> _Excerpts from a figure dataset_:

>>>>>

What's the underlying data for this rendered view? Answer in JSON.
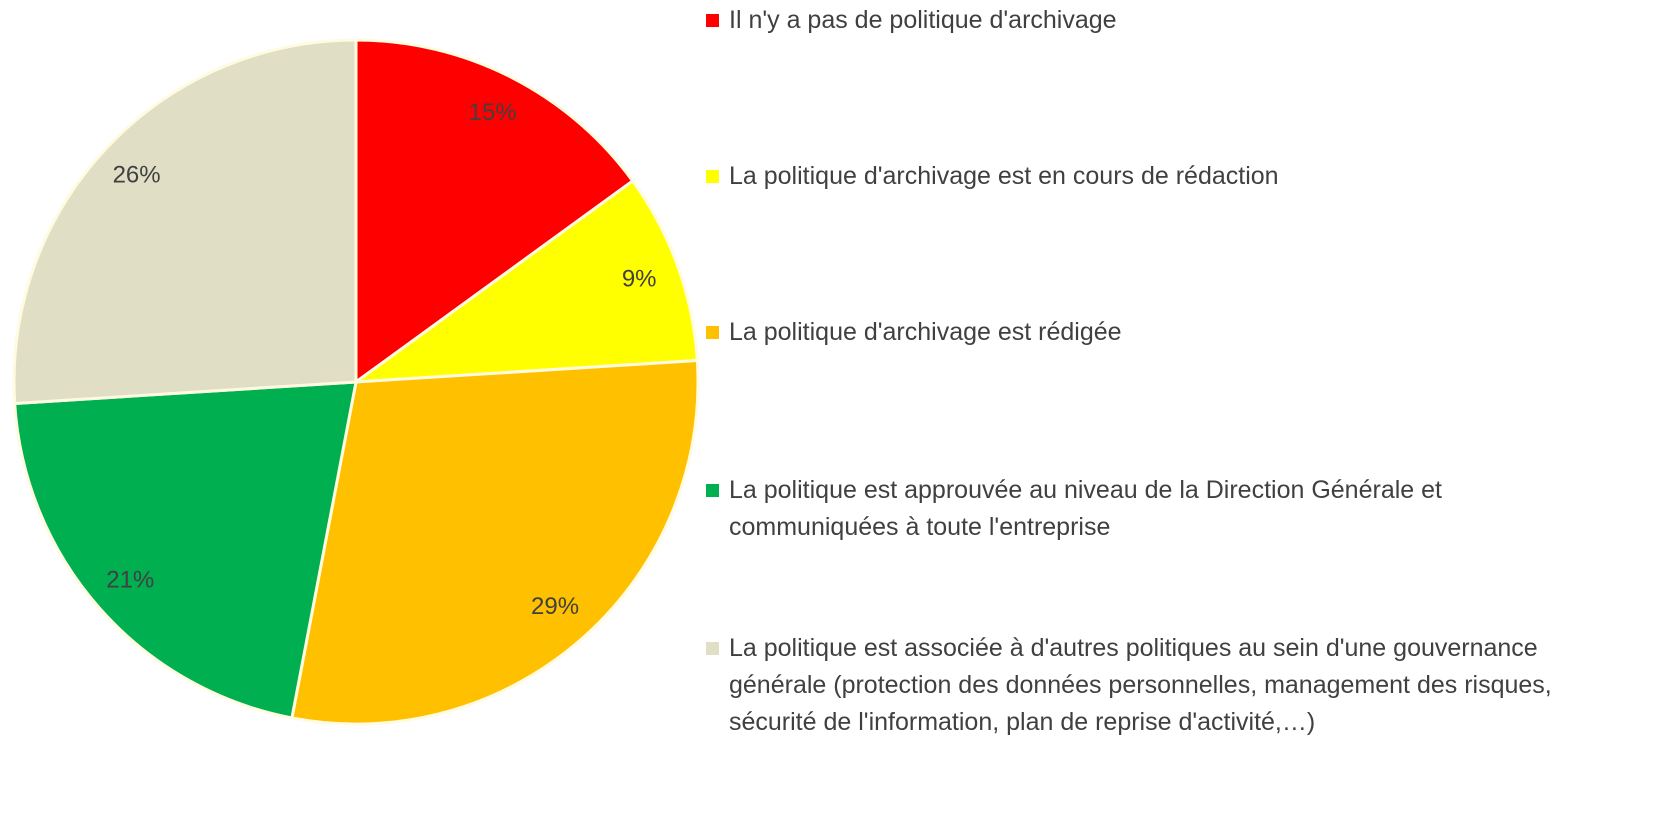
{
  "chart_data": {
    "type": "pie",
    "categories": [
      "Il n'y a pas de politique d'archivage",
      "La politique d'archivage est en cours de rédaction",
      "La politique d'archivage est rédigée",
      "La politique est approuvée au niveau de la Direction Générale et communiquées à toute l'entreprise",
      "La politique est associée à d'autres politiques au sein d'une gouvernance générale (protection des données personnelles, management des risques, sécurité de l'information, plan de reprise d'activité,…)"
    ],
    "values": [
      15,
      9,
      29,
      21,
      26
    ],
    "value_labels": [
      "15%",
      "9%",
      "29%",
      "21%",
      "26%"
    ],
    "colors": [
      "#ff0000",
      "#ffff00",
      "#ffc000",
      "#00b050",
      "#e0dfc6"
    ],
    "legend": "right"
  }
}
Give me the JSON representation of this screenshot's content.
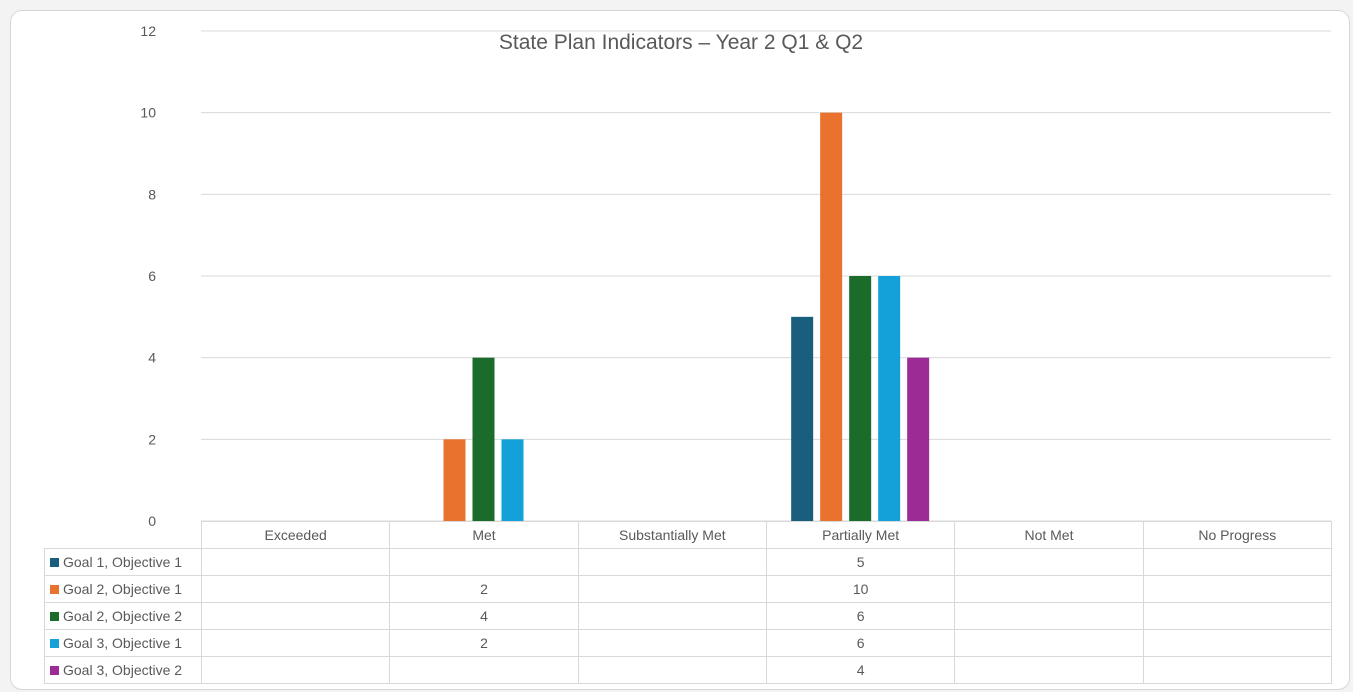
{
  "chart_data": {
    "type": "bar",
    "title": "State Plan Indicators – Year 2 Q1 & Q2",
    "categories": [
      "Exceeded",
      "Met",
      "Substantially Met",
      "Partially Met",
      "Not Met",
      "No Progress"
    ],
    "ylim": [
      0,
      12
    ],
    "yticks": [
      0,
      2,
      4,
      6,
      8,
      10,
      12
    ],
    "grid": true,
    "legend": "data table below the chart",
    "series": [
      {
        "name": "Goal 1, Objective 1",
        "color": "#1a5e7e",
        "values": [
          null,
          null,
          null,
          5,
          null,
          null
        ]
      },
      {
        "name": "Goal 2, Objective 1",
        "color": "#e8722e",
        "values": [
          null,
          2,
          null,
          10,
          null,
          null
        ]
      },
      {
        "name": "Goal 2, Objective 2",
        "color": "#1b6b2a",
        "values": [
          null,
          4,
          null,
          6,
          null,
          null
        ]
      },
      {
        "name": "Goal 3, Objective 1",
        "color": "#14a0d9",
        "values": [
          null,
          2,
          null,
          6,
          null,
          null
        ]
      },
      {
        "name": "Goal 3, Objective 2",
        "color": "#9c2b96",
        "values": [
          null,
          null,
          null,
          4,
          null,
          null
        ]
      }
    ]
  }
}
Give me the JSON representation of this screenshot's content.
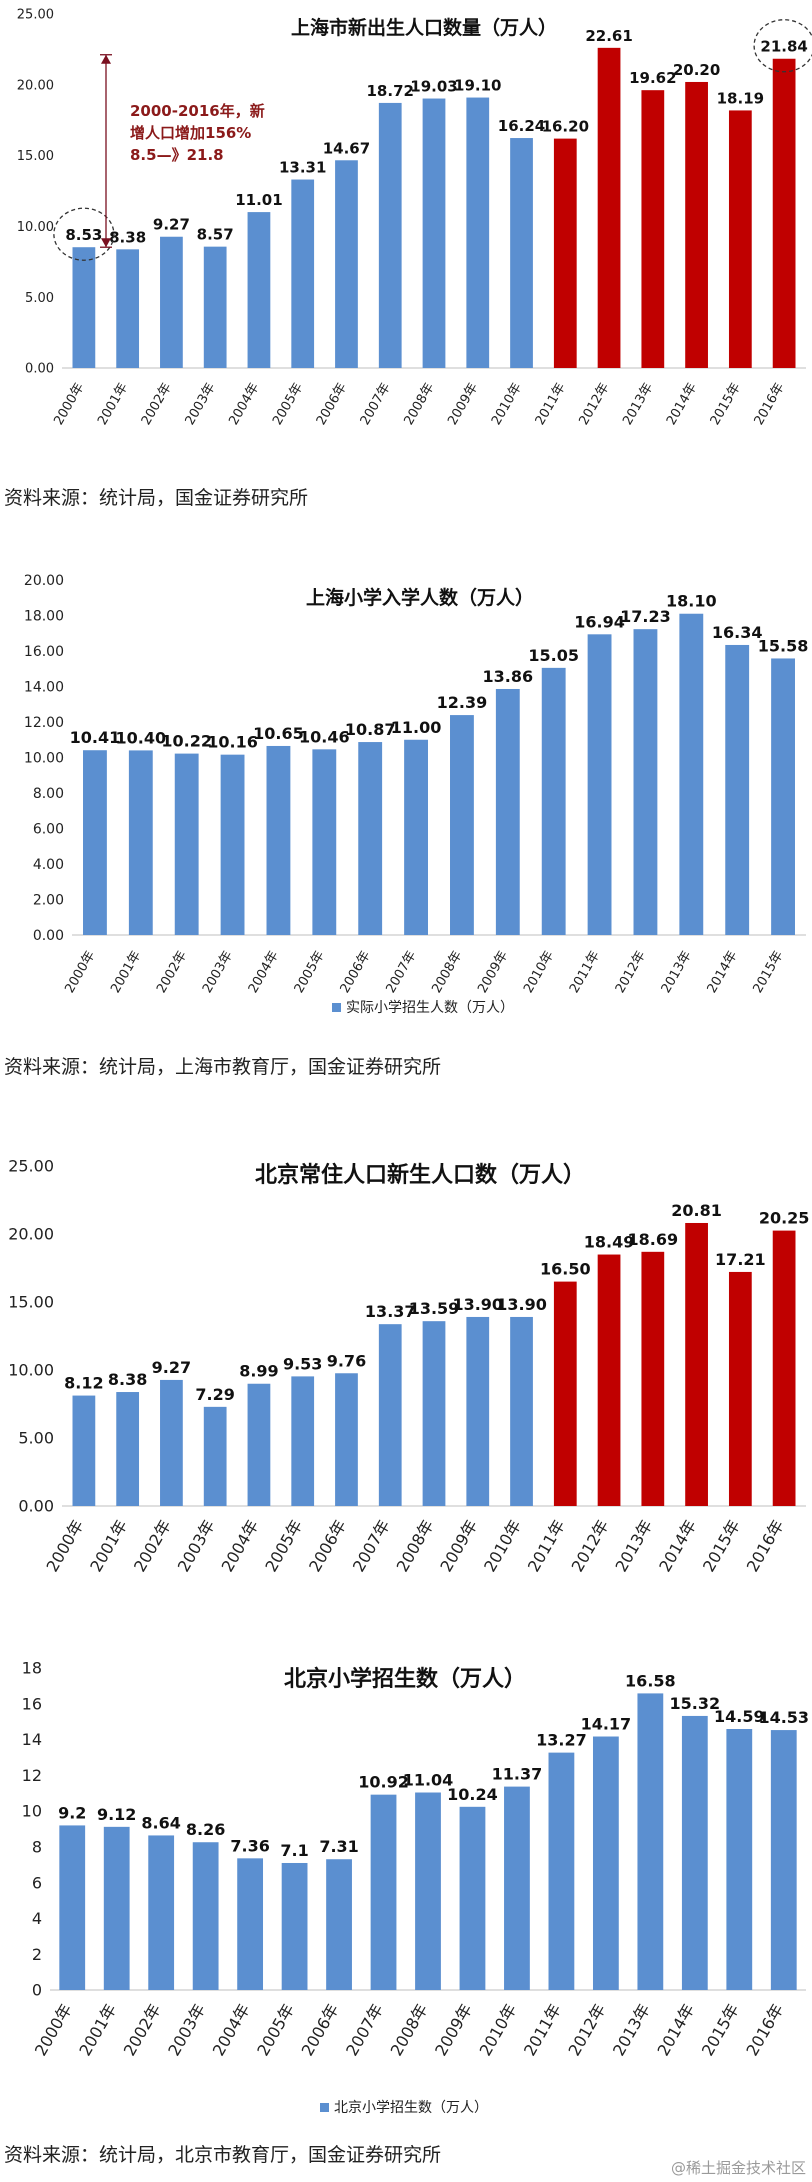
{
  "chart_data": [
    {
      "type": "bar",
      "title": "上海市新出生人口数量（万人）",
      "categories": [
        "2000年",
        "2001年",
        "2002年",
        "2003年",
        "2004年",
        "2005年",
        "2006年",
        "2007年",
        "2008年",
        "2009年",
        "2010年",
        "2011年",
        "2012年",
        "2013年",
        "2014年",
        "2015年",
        "2016年"
      ],
      "values": [
        8.53,
        8.38,
        9.27,
        8.57,
        11.01,
        13.31,
        14.67,
        18.72,
        19.03,
        19.1,
        16.24,
        16.2,
        22.61,
        19.62,
        20.2,
        18.19,
        21.84
      ],
      "value_labels": [
        "8.53",
        "8.38",
        "9.27",
        "8.57",
        "11.01",
        "13.31",
        "14.67",
        "18.72",
        "19.03",
        "19.10",
        "16.24",
        "16.20",
        "22.61",
        "19.62",
        "20.20",
        "18.19",
        "21.84"
      ],
      "yticks": [
        "0.00",
        "5.00",
        "10.00",
        "15.00",
        "20.00",
        "25.00"
      ],
      "ylim": [
        0,
        25
      ],
      "grid": false,
      "legend": "",
      "colors": {
        "blue": "#5b8fd0",
        "red": "#c00000"
      },
      "red_from_index": 11,
      "annotation": {
        "line1": "2000-2016年，新",
        "line2": "增人口增加156%",
        "line3": "8.5—》21.8"
      }
    },
    {
      "type": "bar",
      "title": "上海小学入学人数（万人）",
      "categories": [
        "2000年",
        "2001年",
        "2002年",
        "2003年",
        "2004年",
        "2005年",
        "2006年",
        "2007年",
        "2008年",
        "2009年",
        "2010年",
        "2011年",
        "2012年",
        "2013年",
        "2014年",
        "2015年"
      ],
      "values": [
        10.41,
        10.4,
        10.22,
        10.16,
        10.65,
        10.46,
        10.87,
        11.0,
        12.39,
        13.86,
        15.05,
        16.94,
        17.23,
        18.1,
        16.34,
        15.58
      ],
      "value_labels": [
        "10.41",
        "10.40",
        "10.22",
        "10.16",
        "10.65",
        "10.46",
        "10.87",
        "11.00",
        "12.39",
        "13.86",
        "15.05",
        "16.94",
        "17.23",
        "18.10",
        "16.34",
        "15.58"
      ],
      "yticks": [
        "0.00",
        "2.00",
        "4.00",
        "6.00",
        "8.00",
        "10.00",
        "12.00",
        "14.00",
        "16.00",
        "18.00",
        "20.00"
      ],
      "ylim": [
        0,
        20
      ],
      "grid": false,
      "legend": "实际小学招生人数（万人）",
      "colors": {
        "blue": "#5b8fd0"
      }
    },
    {
      "type": "bar",
      "title": "北京常住人口新生人口数（万人）",
      "categories": [
        "2000年",
        "2001年",
        "2002年",
        "2003年",
        "2004年",
        "2005年",
        "2006年",
        "2007年",
        "2008年",
        "2009年",
        "2010年",
        "2011年",
        "2012年",
        "2013年",
        "2014年",
        "2015年",
        "2016年"
      ],
      "values": [
        8.12,
        8.38,
        9.27,
        7.29,
        8.99,
        9.53,
        9.76,
        13.37,
        13.59,
        13.9,
        13.9,
        16.5,
        18.49,
        18.69,
        20.81,
        17.21,
        20.25
      ],
      "value_labels": [
        "8.12",
        "8.38",
        "9.27",
        "7.29",
        "8.99",
        "9.53",
        "9.76",
        "13.37",
        "13.59",
        "13.90",
        "13.90",
        "16.50",
        "18.49",
        "18.69",
        "20.81",
        "17.21",
        "20.25"
      ],
      "yticks": [
        "0.00",
        "5.00",
        "10.00",
        "15.00",
        "20.00",
        "25.00"
      ],
      "ylim": [
        0,
        25
      ],
      "grid": false,
      "legend": "",
      "colors": {
        "blue": "#5b8fd0",
        "red": "#c00000"
      },
      "red_from_index": 11
    },
    {
      "type": "bar",
      "title": "北京小学招生数（万人）",
      "categories": [
        "2000年",
        "2001年",
        "2002年",
        "2003年",
        "2004年",
        "2005年",
        "2006年",
        "2007年",
        "2008年",
        "2009年",
        "2010年",
        "2011年",
        "2012年",
        "2013年",
        "2014年",
        "2015年",
        "2016年"
      ],
      "values": [
        9.2,
        9.12,
        8.64,
        8.26,
        7.36,
        7.1,
        7.31,
        10.92,
        11.04,
        10.24,
        11.37,
        13.27,
        14.17,
        16.58,
        15.32,
        14.59,
        14.53
      ],
      "value_labels": [
        "9.2",
        "9.12",
        "8.64",
        "8.26",
        "7.36",
        "7.1",
        "7.31",
        "10.92",
        "11.04",
        "10.24",
        "11.37",
        "13.27",
        "14.17",
        "16.58",
        "15.32",
        "14.59",
        "14.53"
      ],
      "yticks": [
        "0",
        "2",
        "4",
        "6",
        "8",
        "10",
        "12",
        "14",
        "16",
        "18"
      ],
      "ylim": [
        0,
        18
      ],
      "grid": false,
      "legend": "北京小学招生数（万人）",
      "colors": {
        "blue": "#5b8fd0"
      }
    }
  ],
  "sources": {
    "chart1": "资料来源：统计局，国金证券研究所",
    "chart2": "资料来源：统计局，上海市教育厅，国金证券研究所",
    "chart4": "资料来源：统计局，北京市教育厅，国金证券研究所"
  },
  "watermark": "@稀土掘金技术社区"
}
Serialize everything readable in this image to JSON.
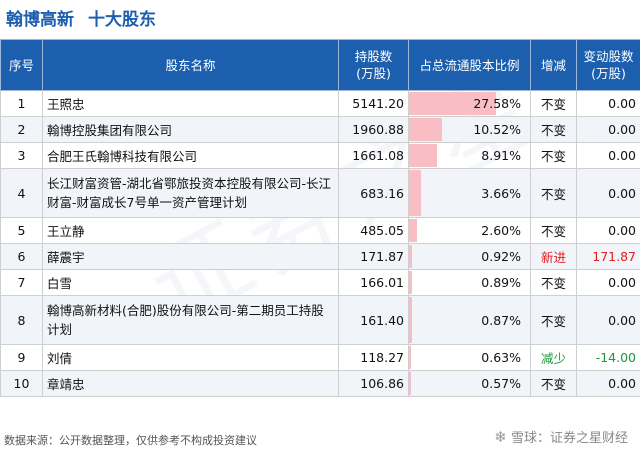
{
  "title": {
    "company": "翰博高新",
    "subtitle": "十大股东"
  },
  "table": {
    "headers": [
      "序号",
      "股东名称",
      "持股数\n(万股)",
      "占总流通股本比例",
      "增减",
      "变动股数\n(万股)"
    ],
    "rows": [
      {
        "idx": "1",
        "name": "王照忠",
        "shares": "5141.20",
        "ratio": "27.58%",
        "ratio_value": 27.58,
        "change": "不变",
        "delta": "0.00"
      },
      {
        "idx": "2",
        "name": "翰博控股集团有限公司",
        "shares": "1960.88",
        "ratio": "10.52%",
        "ratio_value": 10.52,
        "change": "不变",
        "delta": "0.00"
      },
      {
        "idx": "3",
        "name": "合肥王氏翰博科技有限公司",
        "shares": "1661.08",
        "ratio": "8.91%",
        "ratio_value": 8.91,
        "change": "不变",
        "delta": "0.00"
      },
      {
        "idx": "4",
        "name": "长江财富资管-湖北省鄂旅投资本控股有限公司-长江财富-财富成长7号单一资产管理计划",
        "shares": "683.16",
        "ratio": "3.66%",
        "ratio_value": 3.66,
        "change": "不变",
        "delta": "0.00",
        "tall": true
      },
      {
        "idx": "5",
        "name": "王立静",
        "shares": "485.05",
        "ratio": "2.60%",
        "ratio_value": 2.6,
        "change": "不变",
        "delta": "0.00"
      },
      {
        "idx": "6",
        "name": "薛震宇",
        "shares": "171.87",
        "ratio": "0.92%",
        "ratio_value": 0.92,
        "change": "新进",
        "delta": "171.87",
        "change_color": "#e02020"
      },
      {
        "idx": "7",
        "name": "白雪",
        "shares": "166.01",
        "ratio": "0.89%",
        "ratio_value": 0.89,
        "change": "不变",
        "delta": "0.00"
      },
      {
        "idx": "8",
        "name": "翰博高新材料(合肥)股份有限公司-第二期员工持股计划",
        "shares": "161.40",
        "ratio": "0.87%",
        "ratio_value": 0.87,
        "change": "不变",
        "delta": "0.00",
        "tall": true
      },
      {
        "idx": "9",
        "name": "刘倩",
        "shares": "118.27",
        "ratio": "0.63%",
        "ratio_value": 0.63,
        "change": "减少",
        "delta": "-14.00",
        "change_color": "#1a9a3a"
      },
      {
        "idx": "10",
        "name": "章靖忠",
        "shares": "106.86",
        "ratio": "0.57%",
        "ratio_value": 0.57,
        "change": "不变",
        "delta": "0.00"
      }
    ]
  },
  "footer": {
    "source": "数据来源：公开数据整理，仅供参考不构成投资建议"
  },
  "brand": {
    "text": "雪球：证券之星财经"
  },
  "watermark": "证券之星",
  "colors": {
    "header_bg": "#1c5fae",
    "bar": "#f8bec4",
    "increase": "#e02020",
    "decrease": "#1a9a3a"
  }
}
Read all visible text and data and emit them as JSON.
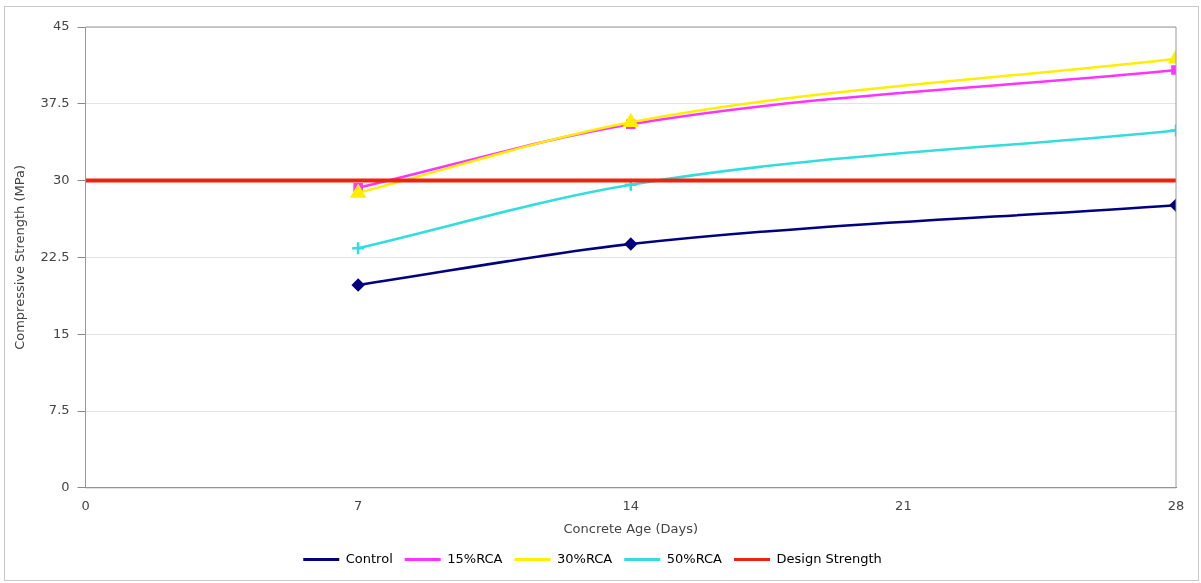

<<<<<

> _EXERCISE_:
Copy each line of the records containing the string "国金证券研究所".

> _TASK RESPONSE_:
    "chart1": "资料来源：统计局，国金证券研究所",
    "chart2": "资料来源：统计局，上海市教育厅，国金证券研究所",
    "chart4": "资料来源：统计局，北京市教育厅，国金证券研究所"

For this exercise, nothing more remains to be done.